* **TASK DESCRIPTION**: Assemble all lines in which the string "организаций" appears.

>>>

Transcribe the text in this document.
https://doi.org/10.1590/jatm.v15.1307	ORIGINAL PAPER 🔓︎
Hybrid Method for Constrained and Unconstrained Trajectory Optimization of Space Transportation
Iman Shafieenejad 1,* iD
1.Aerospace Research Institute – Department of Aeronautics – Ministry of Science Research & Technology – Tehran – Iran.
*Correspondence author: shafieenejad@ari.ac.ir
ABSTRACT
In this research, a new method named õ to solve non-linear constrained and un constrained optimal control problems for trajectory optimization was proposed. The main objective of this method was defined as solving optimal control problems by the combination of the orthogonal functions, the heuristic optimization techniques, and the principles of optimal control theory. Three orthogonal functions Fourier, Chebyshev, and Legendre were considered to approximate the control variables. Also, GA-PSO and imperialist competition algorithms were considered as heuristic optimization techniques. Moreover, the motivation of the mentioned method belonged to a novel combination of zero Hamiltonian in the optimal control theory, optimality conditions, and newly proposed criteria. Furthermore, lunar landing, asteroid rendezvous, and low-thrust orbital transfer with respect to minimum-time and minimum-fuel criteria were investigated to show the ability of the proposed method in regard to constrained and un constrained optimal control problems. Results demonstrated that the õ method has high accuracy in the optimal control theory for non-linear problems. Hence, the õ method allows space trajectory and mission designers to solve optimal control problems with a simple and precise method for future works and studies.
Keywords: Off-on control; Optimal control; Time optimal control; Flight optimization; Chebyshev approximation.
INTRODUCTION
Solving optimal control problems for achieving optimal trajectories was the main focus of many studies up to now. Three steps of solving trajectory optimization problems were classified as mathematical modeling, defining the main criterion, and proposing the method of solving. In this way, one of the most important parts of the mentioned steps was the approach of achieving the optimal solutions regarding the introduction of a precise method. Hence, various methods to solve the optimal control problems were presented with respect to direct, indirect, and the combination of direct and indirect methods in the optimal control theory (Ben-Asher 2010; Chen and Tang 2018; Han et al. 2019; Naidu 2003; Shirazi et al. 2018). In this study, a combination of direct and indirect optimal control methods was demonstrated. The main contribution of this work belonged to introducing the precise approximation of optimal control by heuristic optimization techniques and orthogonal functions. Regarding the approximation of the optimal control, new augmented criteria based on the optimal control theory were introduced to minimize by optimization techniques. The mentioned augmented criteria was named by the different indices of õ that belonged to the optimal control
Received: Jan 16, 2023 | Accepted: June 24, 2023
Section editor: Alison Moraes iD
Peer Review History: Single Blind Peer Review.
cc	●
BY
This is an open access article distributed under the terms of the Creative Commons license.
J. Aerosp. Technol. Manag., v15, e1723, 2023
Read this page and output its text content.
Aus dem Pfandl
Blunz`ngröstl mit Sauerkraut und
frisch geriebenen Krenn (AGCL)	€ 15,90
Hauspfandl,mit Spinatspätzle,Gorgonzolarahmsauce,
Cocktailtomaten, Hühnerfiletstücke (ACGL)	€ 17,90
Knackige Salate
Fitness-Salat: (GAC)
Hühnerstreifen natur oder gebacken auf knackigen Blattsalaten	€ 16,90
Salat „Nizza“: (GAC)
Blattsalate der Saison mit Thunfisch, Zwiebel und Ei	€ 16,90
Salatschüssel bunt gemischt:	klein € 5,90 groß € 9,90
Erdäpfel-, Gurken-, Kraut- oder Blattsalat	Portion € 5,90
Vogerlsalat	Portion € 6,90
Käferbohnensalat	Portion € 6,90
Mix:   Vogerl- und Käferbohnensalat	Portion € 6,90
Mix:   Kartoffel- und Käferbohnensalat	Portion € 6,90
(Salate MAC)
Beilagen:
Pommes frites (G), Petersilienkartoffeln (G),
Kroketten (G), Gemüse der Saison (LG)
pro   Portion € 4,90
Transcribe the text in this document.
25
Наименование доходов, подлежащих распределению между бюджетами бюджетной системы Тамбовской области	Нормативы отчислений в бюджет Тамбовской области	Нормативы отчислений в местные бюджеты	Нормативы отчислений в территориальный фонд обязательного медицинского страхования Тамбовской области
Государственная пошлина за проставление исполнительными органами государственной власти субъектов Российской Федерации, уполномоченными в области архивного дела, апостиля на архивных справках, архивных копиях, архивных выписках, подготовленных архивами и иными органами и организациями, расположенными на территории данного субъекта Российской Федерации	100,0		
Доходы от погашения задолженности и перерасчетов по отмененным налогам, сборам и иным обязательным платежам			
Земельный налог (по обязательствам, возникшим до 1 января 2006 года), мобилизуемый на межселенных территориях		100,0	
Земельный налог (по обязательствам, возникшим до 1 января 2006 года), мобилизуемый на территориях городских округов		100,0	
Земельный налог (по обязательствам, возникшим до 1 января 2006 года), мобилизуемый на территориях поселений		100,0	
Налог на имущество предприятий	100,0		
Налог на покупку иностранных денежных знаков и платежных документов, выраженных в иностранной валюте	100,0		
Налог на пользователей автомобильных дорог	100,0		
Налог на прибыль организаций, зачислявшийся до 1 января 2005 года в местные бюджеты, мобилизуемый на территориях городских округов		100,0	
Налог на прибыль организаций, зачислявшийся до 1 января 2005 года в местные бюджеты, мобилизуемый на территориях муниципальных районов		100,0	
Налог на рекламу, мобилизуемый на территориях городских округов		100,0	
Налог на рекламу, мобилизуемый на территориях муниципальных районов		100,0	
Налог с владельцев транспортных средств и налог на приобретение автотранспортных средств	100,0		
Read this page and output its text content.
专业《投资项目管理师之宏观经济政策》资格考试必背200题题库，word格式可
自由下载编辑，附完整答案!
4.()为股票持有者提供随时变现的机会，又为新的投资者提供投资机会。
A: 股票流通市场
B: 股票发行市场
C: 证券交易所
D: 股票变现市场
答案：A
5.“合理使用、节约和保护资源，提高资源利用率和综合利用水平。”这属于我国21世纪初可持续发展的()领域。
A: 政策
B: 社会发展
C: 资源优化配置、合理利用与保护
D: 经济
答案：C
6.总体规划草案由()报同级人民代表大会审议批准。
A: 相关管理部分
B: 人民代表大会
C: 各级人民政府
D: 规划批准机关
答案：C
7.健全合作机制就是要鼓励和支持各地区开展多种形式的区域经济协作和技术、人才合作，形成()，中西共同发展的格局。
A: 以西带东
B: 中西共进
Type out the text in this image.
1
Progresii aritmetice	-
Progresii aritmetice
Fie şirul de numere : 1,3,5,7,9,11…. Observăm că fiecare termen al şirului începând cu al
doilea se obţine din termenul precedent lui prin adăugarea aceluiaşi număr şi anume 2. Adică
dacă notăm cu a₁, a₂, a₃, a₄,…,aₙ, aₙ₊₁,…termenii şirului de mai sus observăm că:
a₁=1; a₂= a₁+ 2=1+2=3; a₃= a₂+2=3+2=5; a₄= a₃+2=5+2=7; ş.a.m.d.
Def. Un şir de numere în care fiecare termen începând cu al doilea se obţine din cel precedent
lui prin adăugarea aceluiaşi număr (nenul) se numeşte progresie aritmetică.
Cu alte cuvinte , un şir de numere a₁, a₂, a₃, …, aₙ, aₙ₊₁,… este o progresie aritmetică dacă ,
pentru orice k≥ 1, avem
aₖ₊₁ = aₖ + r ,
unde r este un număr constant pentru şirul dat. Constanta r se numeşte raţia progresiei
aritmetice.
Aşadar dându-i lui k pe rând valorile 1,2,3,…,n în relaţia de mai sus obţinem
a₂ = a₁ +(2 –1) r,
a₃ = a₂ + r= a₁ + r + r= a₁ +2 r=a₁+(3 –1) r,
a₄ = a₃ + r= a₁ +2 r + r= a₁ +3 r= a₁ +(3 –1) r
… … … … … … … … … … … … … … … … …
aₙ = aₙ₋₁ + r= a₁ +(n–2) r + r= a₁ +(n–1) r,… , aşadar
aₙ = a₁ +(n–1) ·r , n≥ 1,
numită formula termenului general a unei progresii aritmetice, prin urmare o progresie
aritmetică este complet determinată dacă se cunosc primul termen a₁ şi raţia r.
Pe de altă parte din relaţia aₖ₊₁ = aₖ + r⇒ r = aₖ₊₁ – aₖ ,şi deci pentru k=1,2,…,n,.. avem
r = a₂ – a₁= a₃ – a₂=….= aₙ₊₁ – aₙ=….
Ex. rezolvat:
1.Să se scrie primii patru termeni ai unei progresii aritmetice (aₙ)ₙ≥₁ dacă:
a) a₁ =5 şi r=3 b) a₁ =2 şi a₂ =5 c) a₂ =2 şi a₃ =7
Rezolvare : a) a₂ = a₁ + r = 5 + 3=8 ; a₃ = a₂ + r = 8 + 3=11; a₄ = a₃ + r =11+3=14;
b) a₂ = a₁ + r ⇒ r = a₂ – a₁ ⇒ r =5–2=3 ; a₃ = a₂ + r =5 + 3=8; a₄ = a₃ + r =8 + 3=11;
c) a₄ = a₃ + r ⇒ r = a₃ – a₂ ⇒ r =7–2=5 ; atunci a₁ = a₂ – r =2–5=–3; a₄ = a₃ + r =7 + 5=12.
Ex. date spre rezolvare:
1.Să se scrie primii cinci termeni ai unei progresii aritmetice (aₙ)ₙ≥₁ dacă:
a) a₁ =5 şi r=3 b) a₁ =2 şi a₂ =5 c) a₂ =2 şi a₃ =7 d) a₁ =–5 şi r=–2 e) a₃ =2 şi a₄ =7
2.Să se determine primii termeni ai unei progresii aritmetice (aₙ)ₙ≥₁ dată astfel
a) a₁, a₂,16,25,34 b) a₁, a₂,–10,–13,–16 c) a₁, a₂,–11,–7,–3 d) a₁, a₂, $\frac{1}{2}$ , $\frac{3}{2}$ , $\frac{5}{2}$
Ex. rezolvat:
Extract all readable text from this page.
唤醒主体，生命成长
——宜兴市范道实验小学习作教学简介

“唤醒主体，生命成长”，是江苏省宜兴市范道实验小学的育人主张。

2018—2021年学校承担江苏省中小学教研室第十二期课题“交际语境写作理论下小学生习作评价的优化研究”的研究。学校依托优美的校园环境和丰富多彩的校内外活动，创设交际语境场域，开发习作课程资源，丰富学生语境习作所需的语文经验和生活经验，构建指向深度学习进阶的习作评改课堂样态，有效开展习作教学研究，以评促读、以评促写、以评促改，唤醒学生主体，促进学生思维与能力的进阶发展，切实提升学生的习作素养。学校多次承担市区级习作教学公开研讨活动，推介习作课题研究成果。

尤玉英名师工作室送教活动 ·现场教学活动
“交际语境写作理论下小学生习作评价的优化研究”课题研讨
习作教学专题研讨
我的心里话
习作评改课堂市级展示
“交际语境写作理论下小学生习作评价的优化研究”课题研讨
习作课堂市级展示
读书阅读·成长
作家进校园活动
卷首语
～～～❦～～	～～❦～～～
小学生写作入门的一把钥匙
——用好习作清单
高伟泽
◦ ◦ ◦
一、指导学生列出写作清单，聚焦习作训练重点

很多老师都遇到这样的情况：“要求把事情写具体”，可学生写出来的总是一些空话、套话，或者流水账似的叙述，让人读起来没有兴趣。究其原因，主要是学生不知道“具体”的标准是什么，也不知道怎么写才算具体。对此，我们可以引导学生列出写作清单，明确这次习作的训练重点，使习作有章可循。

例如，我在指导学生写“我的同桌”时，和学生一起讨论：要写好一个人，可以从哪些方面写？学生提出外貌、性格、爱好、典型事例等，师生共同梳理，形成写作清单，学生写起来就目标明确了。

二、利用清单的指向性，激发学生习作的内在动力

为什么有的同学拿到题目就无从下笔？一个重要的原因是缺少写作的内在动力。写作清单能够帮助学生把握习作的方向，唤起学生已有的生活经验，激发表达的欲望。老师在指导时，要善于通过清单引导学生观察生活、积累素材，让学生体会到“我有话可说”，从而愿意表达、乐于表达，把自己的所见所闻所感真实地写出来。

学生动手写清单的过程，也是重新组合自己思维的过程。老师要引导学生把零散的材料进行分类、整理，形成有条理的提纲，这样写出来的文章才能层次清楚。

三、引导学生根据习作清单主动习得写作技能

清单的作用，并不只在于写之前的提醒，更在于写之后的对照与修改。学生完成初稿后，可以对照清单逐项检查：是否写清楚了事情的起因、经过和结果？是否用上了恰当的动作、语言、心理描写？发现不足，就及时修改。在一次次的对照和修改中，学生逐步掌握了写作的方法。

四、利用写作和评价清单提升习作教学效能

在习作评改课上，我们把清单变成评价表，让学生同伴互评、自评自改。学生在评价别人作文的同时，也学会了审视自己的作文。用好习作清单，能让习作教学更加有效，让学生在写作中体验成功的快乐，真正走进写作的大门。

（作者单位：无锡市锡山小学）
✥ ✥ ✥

<<<

* **REPLY**:
Налог на прибыль организаций, зачислявшийся до 1 января 2005 года в местные бюджеты, мобилизуемый на территориях городских округов		100,0	
Налог на прибыль организаций, зачислявшийся до 1 января 2005 года в местные бюджеты, мобилизуемый на территориях муниципальных районов		100,0	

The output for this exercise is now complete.